Work to complete: Without including any pictures, write out all the entries exactly.

Material to process:
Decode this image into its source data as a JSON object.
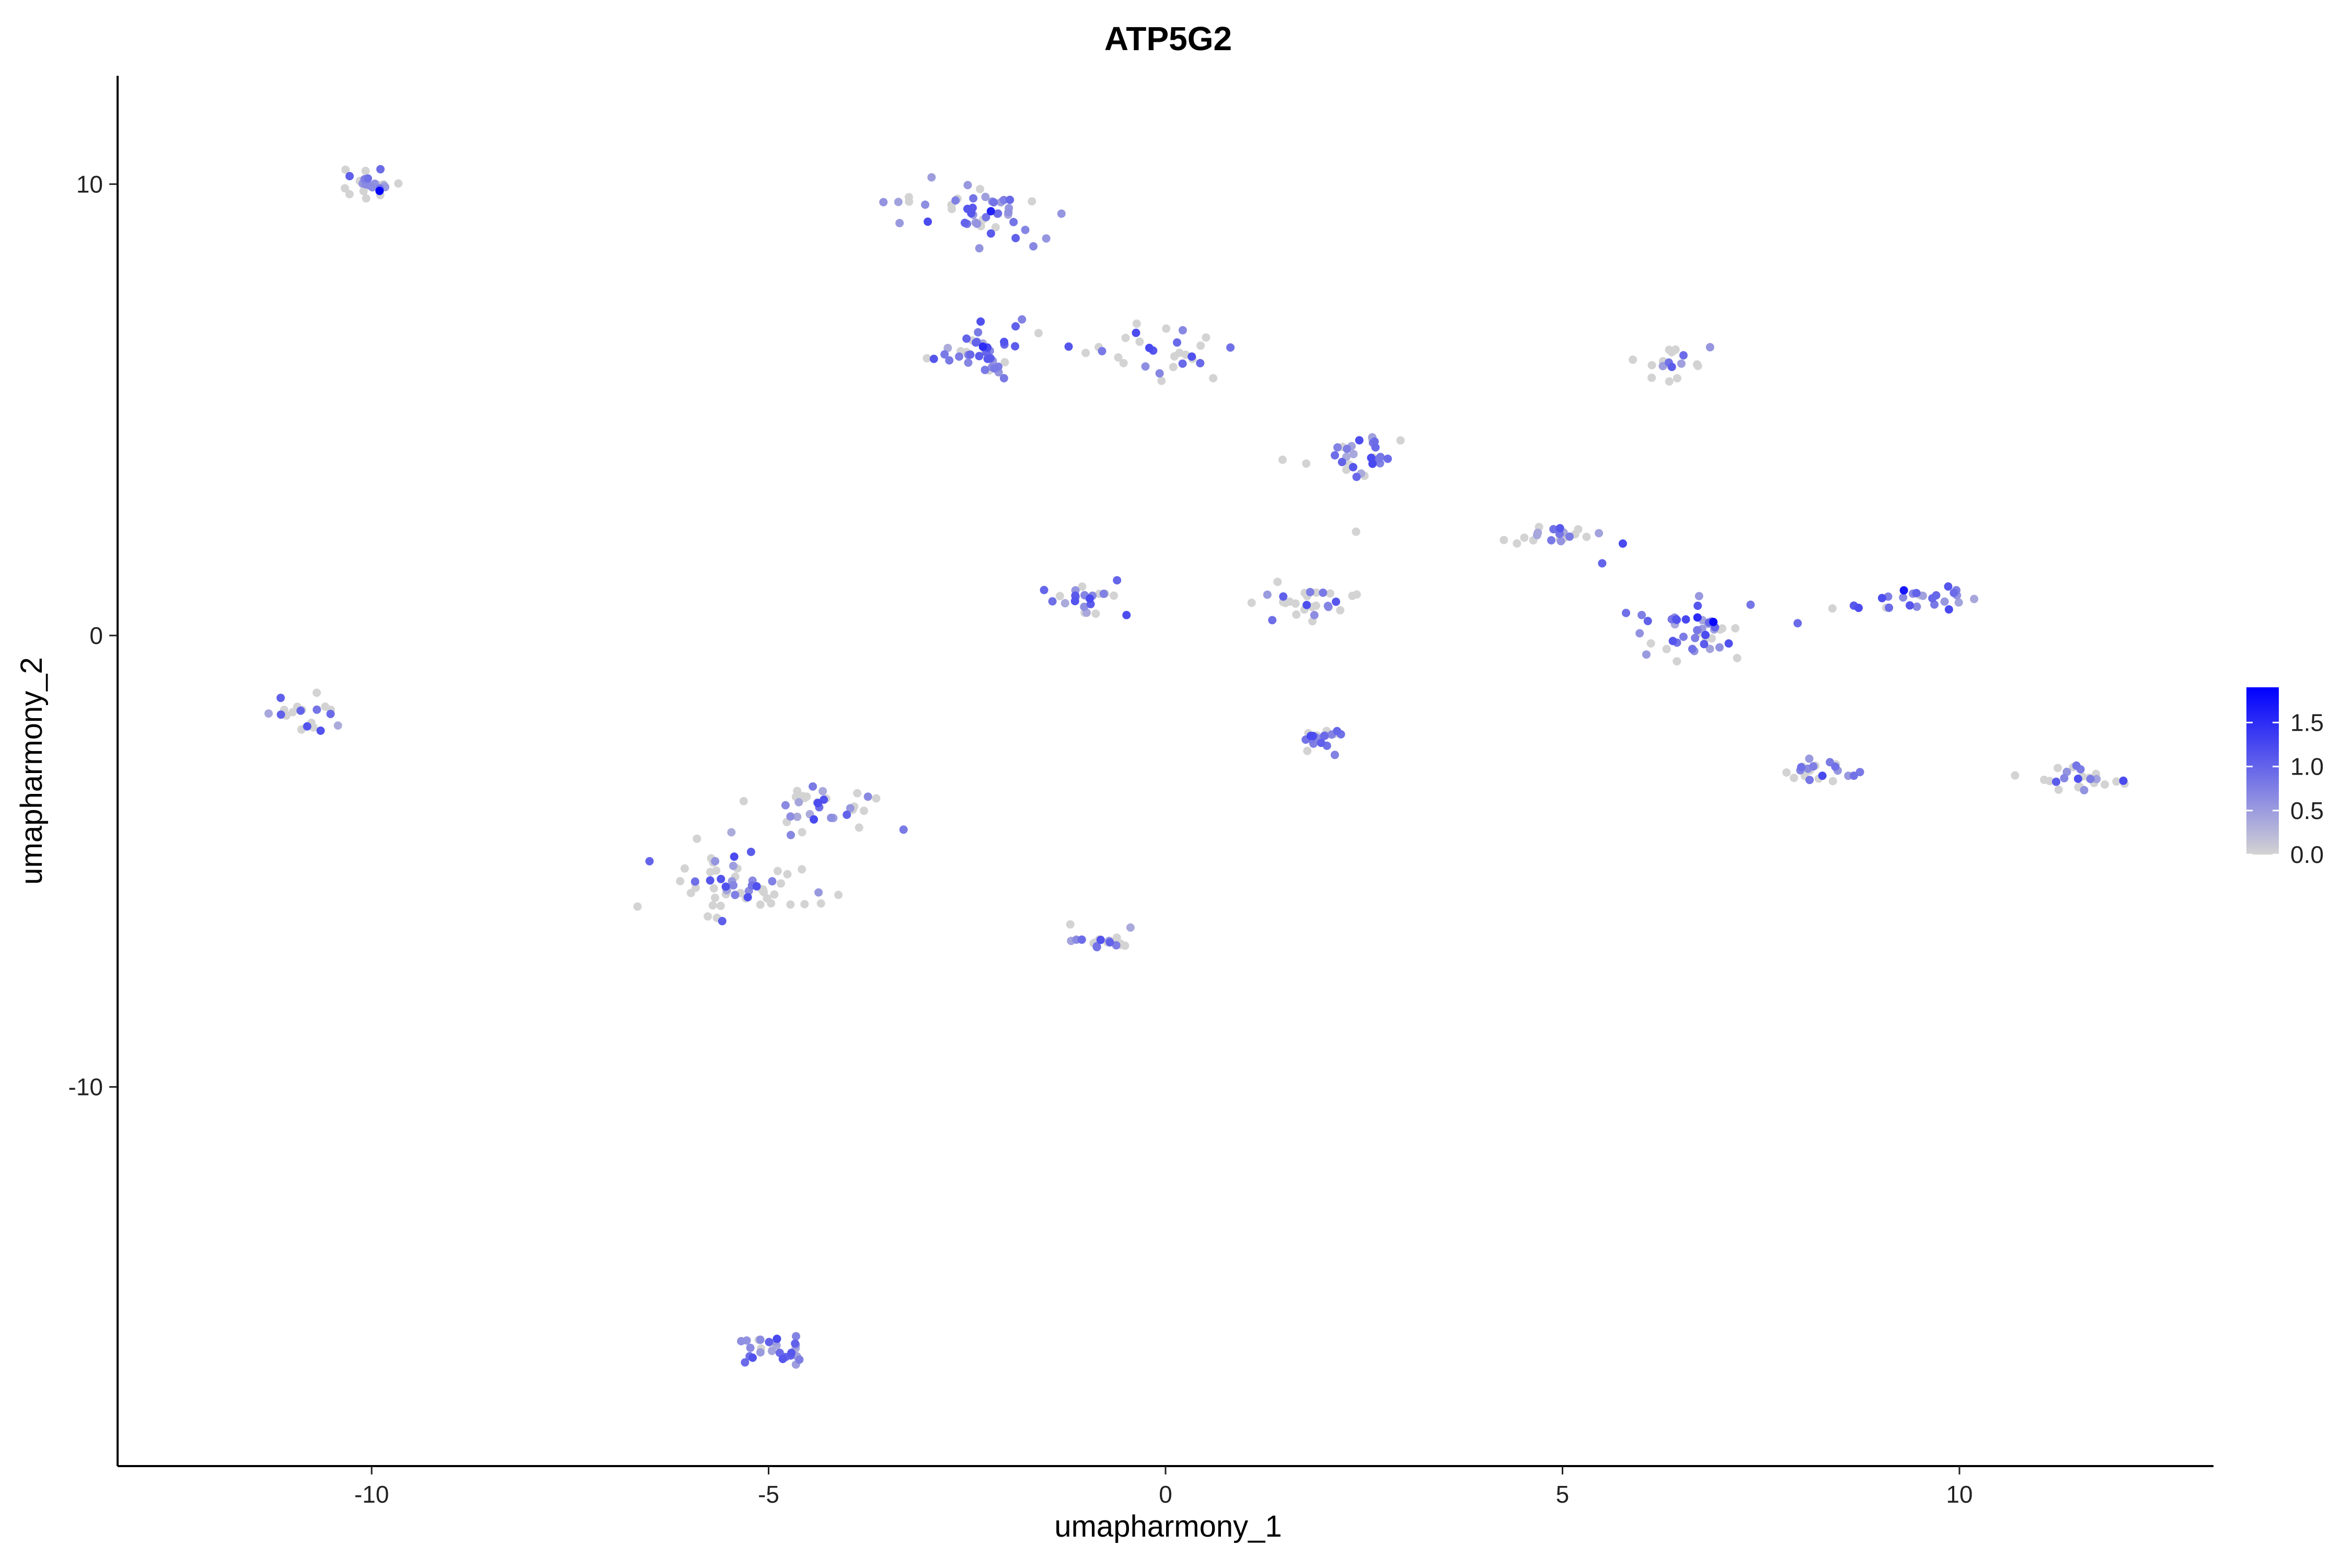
{
  "chart_data": {
    "type": "scatter",
    "title": "ATP5G2",
    "xlabel": "umapharmony_1",
    "ylabel": "umapharmony_2",
    "xlim": [
      -13.2,
      13.2
    ],
    "ylim": [
      -18.4,
      12.4
    ],
    "xticks": [
      -10,
      -5,
      0,
      5,
      10
    ],
    "yticks": [
      -10,
      0,
      10
    ],
    "grid": false,
    "colorbar": {
      "ticks": [
        0.0,
        0.5,
        1.0,
        1.5
      ],
      "tick_labels": [
        "0.0",
        "0.5",
        "1.0",
        "1.5"
      ],
      "min": 0.0,
      "max": 1.9,
      "low_color": "#d3d3d3",
      "high_color": "#0000ff",
      "placement": "right"
    },
    "clusters": [
      {
        "center": [
          -10.0,
          10.0
        ],
        "spread": [
          0.3,
          0.2
        ],
        "n": 24,
        "expr_mean": 0.55,
        "extra_points": [
          [
            -9.9,
            9.85,
            1.9
          ]
        ]
      },
      {
        "center": [
          -10.8,
          -1.8
        ],
        "spread": [
          0.3,
          0.17
        ],
        "n": 20,
        "expr_mean": 0.35
      },
      {
        "center": [
          -2.4,
          9.3
        ],
        "spread": [
          0.45,
          0.32
        ],
        "n": 48,
        "expr_mean": 0.75,
        "extra_points": [
          [
            -2.2,
            9.4,
            1.6
          ]
        ]
      },
      {
        "center": [
          -2.3,
          6.3
        ],
        "spread": [
          0.35,
          0.35
        ],
        "n": 40,
        "expr_mean": 0.8,
        "extra_points": [
          [
            -2.3,
            6.4,
            1.5
          ]
        ]
      },
      {
        "center": [
          -0.1,
          6.3
        ],
        "spread": [
          0.45,
          0.25
        ],
        "n": 28,
        "expr_mean": 0.45
      },
      {
        "center": [
          -1.0,
          0.8
        ],
        "spread": [
          0.33,
          0.18
        ],
        "n": 24,
        "expr_mean": 0.55
      },
      {
        "center": [
          2.5,
          3.9
        ],
        "spread": [
          0.28,
          0.25
        ],
        "n": 30,
        "expr_mean": 0.55
      },
      {
        "center": [
          1.9,
          0.7
        ],
        "spread": [
          0.4,
          0.18
        ],
        "n": 28,
        "expr_mean": 0.35
      },
      {
        "center": [
          2.0,
          -2.3
        ],
        "spread": [
          0.18,
          0.18
        ],
        "n": 20,
        "expr_mean": 0.8
      },
      {
        "center": [
          5.0,
          2.2
        ],
        "spread": [
          0.28,
          0.14
        ],
        "n": 22,
        "expr_mean": 0.5
      },
      {
        "center": [
          6.4,
          6.1
        ],
        "spread": [
          0.2,
          0.25
        ],
        "n": 18,
        "expr_mean": 0.5
      },
      {
        "center": [
          6.6,
          0.1
        ],
        "spread": [
          0.4,
          0.3
        ],
        "n": 42,
        "expr_mean": 0.75,
        "extra_points": [
          [
            6.9,
            0.3,
            1.85
          ],
          [
            6.7,
            0.4,
            1.5
          ]
        ]
      },
      {
        "center": [
          9.4,
          0.8
        ],
        "spread": [
          0.3,
          0.15
        ],
        "n": 24,
        "expr_mean": 0.85,
        "extra_points": [
          [
            9.3,
            1.0,
            1.7
          ]
        ]
      },
      {
        "center": [
          8.2,
          -3.0
        ],
        "spread": [
          0.28,
          0.15
        ],
        "n": 22,
        "expr_mean": 0.75
      },
      {
        "center": [
          11.6,
          -3.2
        ],
        "spread": [
          0.32,
          0.17
        ],
        "n": 24,
        "expr_mean": 0.45
      },
      {
        "center": [
          -4.5,
          -3.9
        ],
        "spread": [
          0.38,
          0.3
        ],
        "n": 34,
        "expr_mean": 0.55
      },
      {
        "center": [
          -5.3,
          -5.6
        ],
        "spread": [
          0.45,
          0.35
        ],
        "n": 58,
        "expr_mean": 0.3
      },
      {
        "center": [
          -0.7,
          -6.8
        ],
        "spread": [
          0.25,
          0.15
        ],
        "n": 20,
        "expr_mean": 0.45
      },
      {
        "center": [
          -4.9,
          -15.9
        ],
        "spread": [
          0.25,
          0.2
        ],
        "n": 28,
        "expr_mean": 0.8
      }
    ],
    "outliers": [
      [
        -6.5,
        -5.0,
        1.0
      ],
      [
        -3.3,
        -4.3,
        0.8
      ],
      [
        2.4,
        2.3,
        0.0
      ],
      [
        5.5,
        1.6,
        1.0
      ],
      [
        5.8,
        0.5,
        0.9
      ],
      [
        7.2,
        -0.5,
        0.0
      ],
      [
        10.7,
        -3.1,
        0.0
      ],
      [
        8.4,
        0.6,
        0.0
      ],
      [
        0.6,
        5.7,
        0.0
      ],
      [
        -1.6,
        6.7,
        0.0
      ],
      [
        -0.8,
        6.3,
        0.8
      ],
      [
        -1.2,
        -6.4,
        0.0
      ]
    ]
  }
}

The response:
Decode this image into its source data as a JSON object.
{
  "chart_data": {
    "type": "scatter",
    "title": "ATP5G2",
    "xlabel": "umapharmony_1",
    "ylabel": "umapharmony_2",
    "xlim": [
      -13.2,
      13.2
    ],
    "ylim": [
      -18.4,
      12.4
    ],
    "xticks": [
      -10,
      -5,
      0,
      5,
      10
    ],
    "yticks": [
      -10,
      0,
      10
    ],
    "grid": false,
    "colorbar": {
      "ticks": [
        0.0,
        0.5,
        1.0,
        1.5
      ],
      "tick_labels": [
        "0.0",
        "0.5",
        "1.0",
        "1.5"
      ],
      "min": 0.0,
      "max": 1.9,
      "low_color": "#d3d3d3",
      "high_color": "#0000ff",
      "placement": "right"
    },
    "clusters": [
      {
        "center": [
          -10.0,
          10.0
        ],
        "spread": [
          0.3,
          0.2
        ],
        "n": 24,
        "expr_mean": 0.55,
        "extra_points": [
          [
            -9.9,
            9.85,
            1.9
          ]
        ]
      },
      {
        "center": [
          -10.8,
          -1.8
        ],
        "spread": [
          0.3,
          0.17
        ],
        "n": 20,
        "expr_mean": 0.35
      },
      {
        "center": [
          -2.4,
          9.3
        ],
        "spread": [
          0.45,
          0.32
        ],
        "n": 48,
        "expr_mean": 0.75,
        "extra_points": [
          [
            -2.2,
            9.4,
            1.6
          ]
        ]
      },
      {
        "center": [
          -2.3,
          6.3
        ],
        "spread": [
          0.35,
          0.35
        ],
        "n": 40,
        "expr_mean": 0.8,
        "extra_points": [
          [
            -2.3,
            6.4,
            1.5
          ]
        ]
      },
      {
        "center": [
          -0.1,
          6.3
        ],
        "spread": [
          0.45,
          0.25
        ],
        "n": 28,
        "expr_mean": 0.45
      },
      {
        "center": [
          -1.0,
          0.8
        ],
        "spread": [
          0.33,
          0.18
        ],
        "n": 24,
        "expr_mean": 0.55
      },
      {
        "center": [
          2.5,
          3.9
        ],
        "spread": [
          0.28,
          0.25
        ],
        "n": 30,
        "expr_mean": 0.55
      },
      {
        "center": [
          1.9,
          0.7
        ],
        "spread": [
          0.4,
          0.18
        ],
        "n": 28,
        "expr_mean": 0.35
      },
      {
        "center": [
          2.0,
          -2.3
        ],
        "spread": [
          0.18,
          0.18
        ],
        "n": 20,
        "expr_mean": 0.8
      },
      {
        "center": [
          5.0,
          2.2
        ],
        "spread": [
          0.28,
          0.14
        ],
        "n": 22,
        "expr_mean": 0.5
      },
      {
        "center": [
          6.4,
          6.1
        ],
        "spread": [
          0.2,
          0.25
        ],
        "n": 18,
        "expr_mean": 0.5
      },
      {
        "center": [
          6.6,
          0.1
        ],
        "spread": [
          0.4,
          0.3
        ],
        "n": 42,
        "expr_mean": 0.75,
        "extra_points": [
          [
            6.9,
            0.3,
            1.85
          ],
          [
            6.7,
            0.4,
            1.5
          ]
        ]
      },
      {
        "center": [
          9.4,
          0.8
        ],
        "spread": [
          0.3,
          0.15
        ],
        "n": 24,
        "expr_mean": 0.85,
        "extra_points": [
          [
            9.3,
            1.0,
            1.7
          ]
        ]
      },
      {
        "center": [
          8.2,
          -3.0
        ],
        "spread": [
          0.28,
          0.15
        ],
        "n": 22,
        "expr_mean": 0.75
      },
      {
        "center": [
          11.6,
          -3.2
        ],
        "spread": [
          0.32,
          0.17
        ],
        "n": 24,
        "expr_mean": 0.45
      },
      {
        "center": [
          -4.5,
          -3.9
        ],
        "spread": [
          0.38,
          0.3
        ],
        "n": 34,
        "expr_mean": 0.55
      },
      {
        "center": [
          -5.3,
          -5.6
        ],
        "spread": [
          0.45,
          0.35
        ],
        "n": 58,
        "expr_mean": 0.3
      },
      {
        "center": [
          -0.7,
          -6.8
        ],
        "spread": [
          0.25,
          0.15
        ],
        "n": 20,
        "expr_mean": 0.45
      },
      {
        "center": [
          -4.9,
          -15.9
        ],
        "spread": [
          0.25,
          0.2
        ],
        "n": 28,
        "expr_mean": 0.8
      }
    ],
    "outliers": [
      [
        -6.5,
        -5.0,
        1.0
      ],
      [
        -3.3,
        -4.3,
        0.8
      ],
      [
        2.4,
        2.3,
        0.0
      ],
      [
        5.5,
        1.6,
        1.0
      ],
      [
        5.8,
        0.5,
        0.9
      ],
      [
        7.2,
        -0.5,
        0.0
      ],
      [
        10.7,
        -3.1,
        0.0
      ],
      [
        8.4,
        0.6,
        0.0
      ],
      [
        0.6,
        5.7,
        0.0
      ],
      [
        -1.6,
        6.7,
        0.0
      ],
      [
        -0.8,
        6.3,
        0.8
      ],
      [
        -1.2,
        -6.4,
        0.0
      ]
    ]
  }
}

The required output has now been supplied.